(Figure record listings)
* * *

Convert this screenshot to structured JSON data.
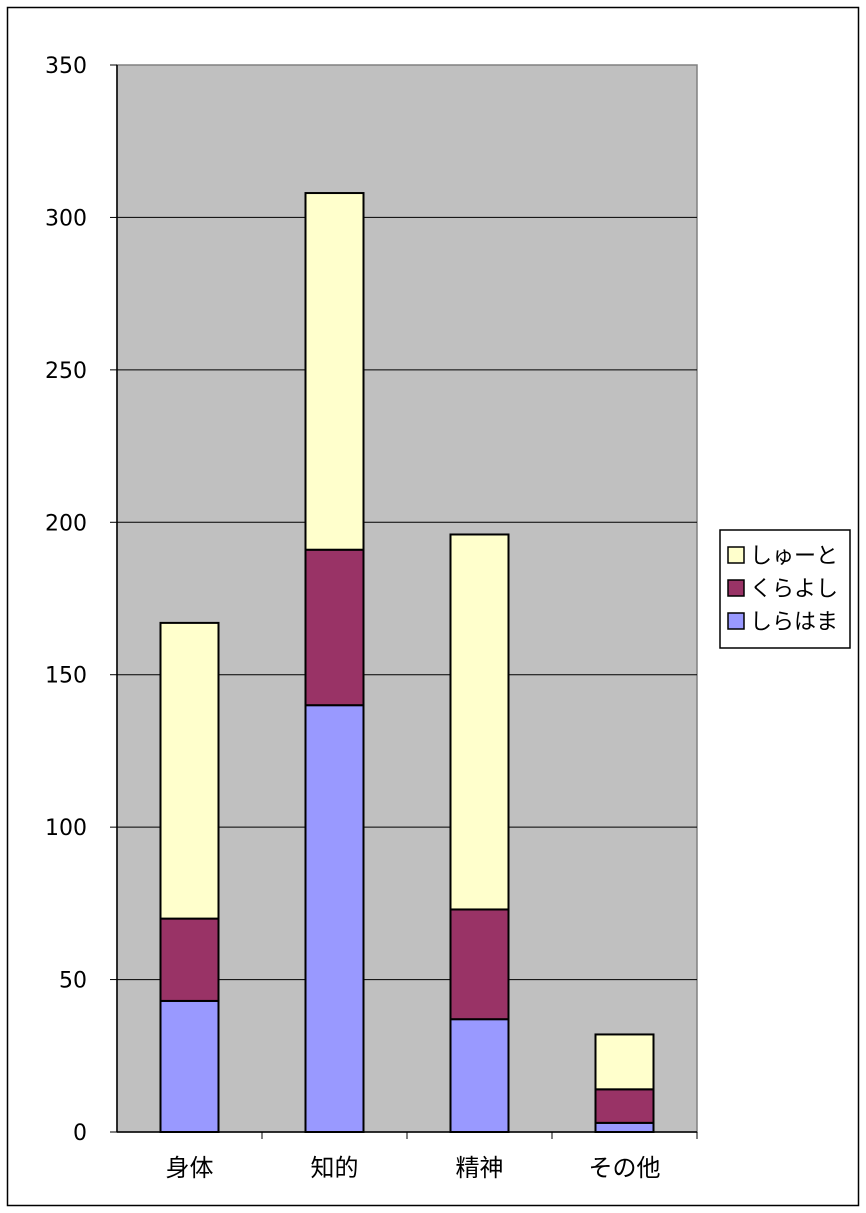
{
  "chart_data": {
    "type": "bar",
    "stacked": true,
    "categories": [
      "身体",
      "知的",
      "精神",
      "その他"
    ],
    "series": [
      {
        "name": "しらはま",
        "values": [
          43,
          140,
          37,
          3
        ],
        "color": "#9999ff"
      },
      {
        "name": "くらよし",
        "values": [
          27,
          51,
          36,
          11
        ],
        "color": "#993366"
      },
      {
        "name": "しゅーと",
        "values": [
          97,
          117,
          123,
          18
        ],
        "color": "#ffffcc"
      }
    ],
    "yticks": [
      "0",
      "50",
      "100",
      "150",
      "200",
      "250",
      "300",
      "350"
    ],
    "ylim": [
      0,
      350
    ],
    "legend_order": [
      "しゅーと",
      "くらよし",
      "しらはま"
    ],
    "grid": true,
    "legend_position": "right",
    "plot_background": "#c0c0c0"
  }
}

* * *

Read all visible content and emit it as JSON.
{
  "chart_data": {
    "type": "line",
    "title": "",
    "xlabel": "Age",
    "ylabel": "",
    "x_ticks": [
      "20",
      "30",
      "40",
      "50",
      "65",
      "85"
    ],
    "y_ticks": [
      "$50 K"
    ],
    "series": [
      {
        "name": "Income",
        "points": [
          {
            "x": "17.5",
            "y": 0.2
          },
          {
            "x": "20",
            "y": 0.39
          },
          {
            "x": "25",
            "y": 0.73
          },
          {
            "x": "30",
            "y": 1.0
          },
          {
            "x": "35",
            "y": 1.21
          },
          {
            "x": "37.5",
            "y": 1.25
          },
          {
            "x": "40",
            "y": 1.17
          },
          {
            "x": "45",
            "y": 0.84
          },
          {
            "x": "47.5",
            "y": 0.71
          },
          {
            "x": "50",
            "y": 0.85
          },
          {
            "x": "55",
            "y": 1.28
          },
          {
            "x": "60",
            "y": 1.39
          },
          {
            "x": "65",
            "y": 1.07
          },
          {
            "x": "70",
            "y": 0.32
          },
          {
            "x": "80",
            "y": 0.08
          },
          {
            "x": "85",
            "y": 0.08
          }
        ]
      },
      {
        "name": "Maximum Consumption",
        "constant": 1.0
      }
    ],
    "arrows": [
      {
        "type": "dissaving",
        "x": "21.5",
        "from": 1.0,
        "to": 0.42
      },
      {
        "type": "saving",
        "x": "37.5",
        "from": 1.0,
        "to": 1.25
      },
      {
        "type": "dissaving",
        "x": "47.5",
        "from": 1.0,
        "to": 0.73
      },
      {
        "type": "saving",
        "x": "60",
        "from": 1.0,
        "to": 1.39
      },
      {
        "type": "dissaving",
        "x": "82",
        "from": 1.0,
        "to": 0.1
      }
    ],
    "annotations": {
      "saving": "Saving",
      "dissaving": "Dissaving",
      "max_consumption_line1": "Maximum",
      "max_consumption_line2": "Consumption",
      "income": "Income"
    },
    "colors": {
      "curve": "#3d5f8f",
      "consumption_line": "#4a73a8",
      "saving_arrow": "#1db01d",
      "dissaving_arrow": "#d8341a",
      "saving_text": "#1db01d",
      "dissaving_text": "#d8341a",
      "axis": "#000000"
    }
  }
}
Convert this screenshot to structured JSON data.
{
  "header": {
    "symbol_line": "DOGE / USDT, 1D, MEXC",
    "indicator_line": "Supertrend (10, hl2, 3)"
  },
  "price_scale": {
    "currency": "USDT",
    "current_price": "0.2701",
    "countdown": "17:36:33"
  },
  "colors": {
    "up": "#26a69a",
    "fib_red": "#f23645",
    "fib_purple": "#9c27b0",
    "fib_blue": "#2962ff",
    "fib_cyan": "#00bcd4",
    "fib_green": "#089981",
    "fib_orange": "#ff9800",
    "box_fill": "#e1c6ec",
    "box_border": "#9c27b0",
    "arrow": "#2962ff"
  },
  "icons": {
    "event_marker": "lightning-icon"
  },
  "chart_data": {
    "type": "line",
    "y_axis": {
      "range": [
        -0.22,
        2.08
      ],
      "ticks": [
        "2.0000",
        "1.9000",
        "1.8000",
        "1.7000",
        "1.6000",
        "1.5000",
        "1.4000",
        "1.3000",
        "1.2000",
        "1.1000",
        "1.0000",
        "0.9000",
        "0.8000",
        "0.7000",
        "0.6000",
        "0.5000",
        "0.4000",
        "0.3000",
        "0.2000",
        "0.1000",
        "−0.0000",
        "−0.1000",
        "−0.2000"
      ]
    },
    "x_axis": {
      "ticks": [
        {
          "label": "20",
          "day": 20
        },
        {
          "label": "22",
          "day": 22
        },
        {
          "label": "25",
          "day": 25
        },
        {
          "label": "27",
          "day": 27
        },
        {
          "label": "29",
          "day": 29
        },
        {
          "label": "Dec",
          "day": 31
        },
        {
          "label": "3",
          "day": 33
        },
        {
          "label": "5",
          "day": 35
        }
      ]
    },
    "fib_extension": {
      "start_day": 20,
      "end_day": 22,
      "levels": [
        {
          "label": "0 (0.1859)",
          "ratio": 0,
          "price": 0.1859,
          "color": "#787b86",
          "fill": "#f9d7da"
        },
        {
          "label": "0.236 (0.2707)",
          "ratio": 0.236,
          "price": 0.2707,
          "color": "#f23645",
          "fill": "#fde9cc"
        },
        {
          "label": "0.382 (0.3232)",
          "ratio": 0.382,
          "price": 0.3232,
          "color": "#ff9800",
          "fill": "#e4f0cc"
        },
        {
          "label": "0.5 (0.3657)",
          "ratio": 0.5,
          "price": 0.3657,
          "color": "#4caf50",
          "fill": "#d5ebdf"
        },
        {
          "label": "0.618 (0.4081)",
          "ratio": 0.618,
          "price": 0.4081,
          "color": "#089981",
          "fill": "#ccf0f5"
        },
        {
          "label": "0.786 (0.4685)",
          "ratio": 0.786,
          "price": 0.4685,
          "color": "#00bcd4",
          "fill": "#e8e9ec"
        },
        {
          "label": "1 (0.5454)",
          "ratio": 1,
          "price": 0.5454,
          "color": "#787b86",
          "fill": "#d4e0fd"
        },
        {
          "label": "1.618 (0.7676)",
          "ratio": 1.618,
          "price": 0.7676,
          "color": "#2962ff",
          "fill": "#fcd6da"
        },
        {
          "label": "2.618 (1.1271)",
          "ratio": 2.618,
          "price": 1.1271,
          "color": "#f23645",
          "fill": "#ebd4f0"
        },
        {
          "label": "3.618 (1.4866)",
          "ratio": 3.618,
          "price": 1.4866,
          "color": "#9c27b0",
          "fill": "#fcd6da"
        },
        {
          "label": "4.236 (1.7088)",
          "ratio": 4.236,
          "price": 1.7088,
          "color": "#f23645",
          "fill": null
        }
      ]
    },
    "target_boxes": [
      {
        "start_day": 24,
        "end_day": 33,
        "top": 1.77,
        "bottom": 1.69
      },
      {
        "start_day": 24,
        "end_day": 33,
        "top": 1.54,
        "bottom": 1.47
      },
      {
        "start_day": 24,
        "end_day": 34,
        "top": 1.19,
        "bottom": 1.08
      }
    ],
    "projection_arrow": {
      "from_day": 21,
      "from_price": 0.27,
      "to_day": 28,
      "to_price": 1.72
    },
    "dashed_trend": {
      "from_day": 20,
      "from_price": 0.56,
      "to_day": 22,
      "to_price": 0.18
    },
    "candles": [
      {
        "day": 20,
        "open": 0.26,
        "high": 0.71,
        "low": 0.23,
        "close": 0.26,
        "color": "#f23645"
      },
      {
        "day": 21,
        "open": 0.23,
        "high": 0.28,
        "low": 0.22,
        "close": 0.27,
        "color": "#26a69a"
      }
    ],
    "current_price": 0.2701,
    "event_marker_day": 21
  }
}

* * *

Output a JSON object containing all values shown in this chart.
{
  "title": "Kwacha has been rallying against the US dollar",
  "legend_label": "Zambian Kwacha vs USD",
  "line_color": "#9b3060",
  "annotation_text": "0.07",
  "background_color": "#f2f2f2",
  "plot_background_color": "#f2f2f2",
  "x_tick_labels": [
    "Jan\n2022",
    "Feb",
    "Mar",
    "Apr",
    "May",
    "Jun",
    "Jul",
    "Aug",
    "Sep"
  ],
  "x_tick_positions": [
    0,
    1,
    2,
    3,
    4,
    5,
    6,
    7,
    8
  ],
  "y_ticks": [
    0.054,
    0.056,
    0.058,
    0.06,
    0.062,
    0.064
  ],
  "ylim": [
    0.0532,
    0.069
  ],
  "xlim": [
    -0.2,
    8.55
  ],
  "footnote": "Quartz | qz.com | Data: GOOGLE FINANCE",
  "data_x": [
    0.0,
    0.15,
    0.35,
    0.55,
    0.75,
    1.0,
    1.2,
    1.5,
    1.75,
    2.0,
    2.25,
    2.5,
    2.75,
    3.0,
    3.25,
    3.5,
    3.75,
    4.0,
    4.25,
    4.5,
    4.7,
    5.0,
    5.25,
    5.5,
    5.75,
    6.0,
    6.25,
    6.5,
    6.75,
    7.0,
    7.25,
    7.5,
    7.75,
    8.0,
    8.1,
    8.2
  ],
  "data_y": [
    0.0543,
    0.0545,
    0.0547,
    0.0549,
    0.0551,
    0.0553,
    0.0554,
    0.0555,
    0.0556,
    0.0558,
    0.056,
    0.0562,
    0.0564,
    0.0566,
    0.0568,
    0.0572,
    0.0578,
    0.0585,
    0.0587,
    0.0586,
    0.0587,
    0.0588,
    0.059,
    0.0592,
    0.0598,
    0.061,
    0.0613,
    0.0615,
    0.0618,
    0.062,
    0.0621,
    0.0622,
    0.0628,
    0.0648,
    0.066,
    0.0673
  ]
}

* * *

GIVEN PROBLEM
Work out how many lines in the records above hold the string "USDT", then give only that count.

COMPLETED EXERCISE
2